• WHAT NEEDS TO BE DONE: Tally up the lines carrying the string "Palestine" and respond with only the resulting number.
• • • • • • •
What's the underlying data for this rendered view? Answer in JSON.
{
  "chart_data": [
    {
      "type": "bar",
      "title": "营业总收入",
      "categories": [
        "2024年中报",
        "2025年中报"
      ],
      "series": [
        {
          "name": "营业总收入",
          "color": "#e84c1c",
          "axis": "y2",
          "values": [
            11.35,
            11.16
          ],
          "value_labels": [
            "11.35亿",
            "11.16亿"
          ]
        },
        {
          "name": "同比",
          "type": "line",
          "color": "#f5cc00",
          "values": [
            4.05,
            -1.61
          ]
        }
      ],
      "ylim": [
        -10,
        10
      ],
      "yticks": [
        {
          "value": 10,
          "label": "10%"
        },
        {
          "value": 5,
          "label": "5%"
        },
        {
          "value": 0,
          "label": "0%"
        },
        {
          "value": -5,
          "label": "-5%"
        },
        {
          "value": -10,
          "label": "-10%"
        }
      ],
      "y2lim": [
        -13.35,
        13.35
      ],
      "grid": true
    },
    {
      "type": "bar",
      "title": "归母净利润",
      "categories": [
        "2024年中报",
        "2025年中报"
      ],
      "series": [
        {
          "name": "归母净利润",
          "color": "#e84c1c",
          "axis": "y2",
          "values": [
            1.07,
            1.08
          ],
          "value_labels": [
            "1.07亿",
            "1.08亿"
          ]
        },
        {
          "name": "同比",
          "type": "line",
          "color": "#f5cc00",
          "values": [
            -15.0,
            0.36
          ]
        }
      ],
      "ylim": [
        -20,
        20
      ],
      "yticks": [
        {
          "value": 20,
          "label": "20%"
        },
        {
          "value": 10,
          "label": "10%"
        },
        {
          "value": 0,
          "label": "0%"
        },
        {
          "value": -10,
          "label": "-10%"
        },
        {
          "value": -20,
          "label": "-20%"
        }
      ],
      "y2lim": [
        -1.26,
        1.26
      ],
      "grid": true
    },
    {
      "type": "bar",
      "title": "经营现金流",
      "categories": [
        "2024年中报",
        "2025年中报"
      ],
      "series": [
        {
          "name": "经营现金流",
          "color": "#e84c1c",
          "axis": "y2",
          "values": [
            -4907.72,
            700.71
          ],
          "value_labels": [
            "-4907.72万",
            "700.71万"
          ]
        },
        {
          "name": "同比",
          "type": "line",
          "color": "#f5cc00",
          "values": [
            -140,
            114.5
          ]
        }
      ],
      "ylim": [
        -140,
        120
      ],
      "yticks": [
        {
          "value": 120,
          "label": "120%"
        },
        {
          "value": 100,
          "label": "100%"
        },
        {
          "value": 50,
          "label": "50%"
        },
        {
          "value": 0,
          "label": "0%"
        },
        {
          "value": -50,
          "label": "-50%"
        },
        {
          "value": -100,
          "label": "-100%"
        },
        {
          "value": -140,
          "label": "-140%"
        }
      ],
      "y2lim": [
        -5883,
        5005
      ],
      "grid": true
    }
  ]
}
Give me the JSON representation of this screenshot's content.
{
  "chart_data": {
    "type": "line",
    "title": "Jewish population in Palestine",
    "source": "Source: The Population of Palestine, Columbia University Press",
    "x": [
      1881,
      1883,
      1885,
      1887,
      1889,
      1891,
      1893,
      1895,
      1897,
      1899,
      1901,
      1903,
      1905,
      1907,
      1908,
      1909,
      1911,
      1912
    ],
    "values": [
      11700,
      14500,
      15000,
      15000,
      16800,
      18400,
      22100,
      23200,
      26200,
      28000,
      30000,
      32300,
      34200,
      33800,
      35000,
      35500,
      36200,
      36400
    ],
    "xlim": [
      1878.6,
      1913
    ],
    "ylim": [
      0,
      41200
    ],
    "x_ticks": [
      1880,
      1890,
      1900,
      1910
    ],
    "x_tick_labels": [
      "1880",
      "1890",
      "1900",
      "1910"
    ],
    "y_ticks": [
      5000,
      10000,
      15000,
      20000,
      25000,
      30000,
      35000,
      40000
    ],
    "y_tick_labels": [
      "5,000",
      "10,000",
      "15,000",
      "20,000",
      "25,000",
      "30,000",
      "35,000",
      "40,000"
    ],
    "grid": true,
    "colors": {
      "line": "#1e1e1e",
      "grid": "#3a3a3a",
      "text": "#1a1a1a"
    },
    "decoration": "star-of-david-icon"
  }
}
• • • • • • •
• WRITTEN RESPONSE: 2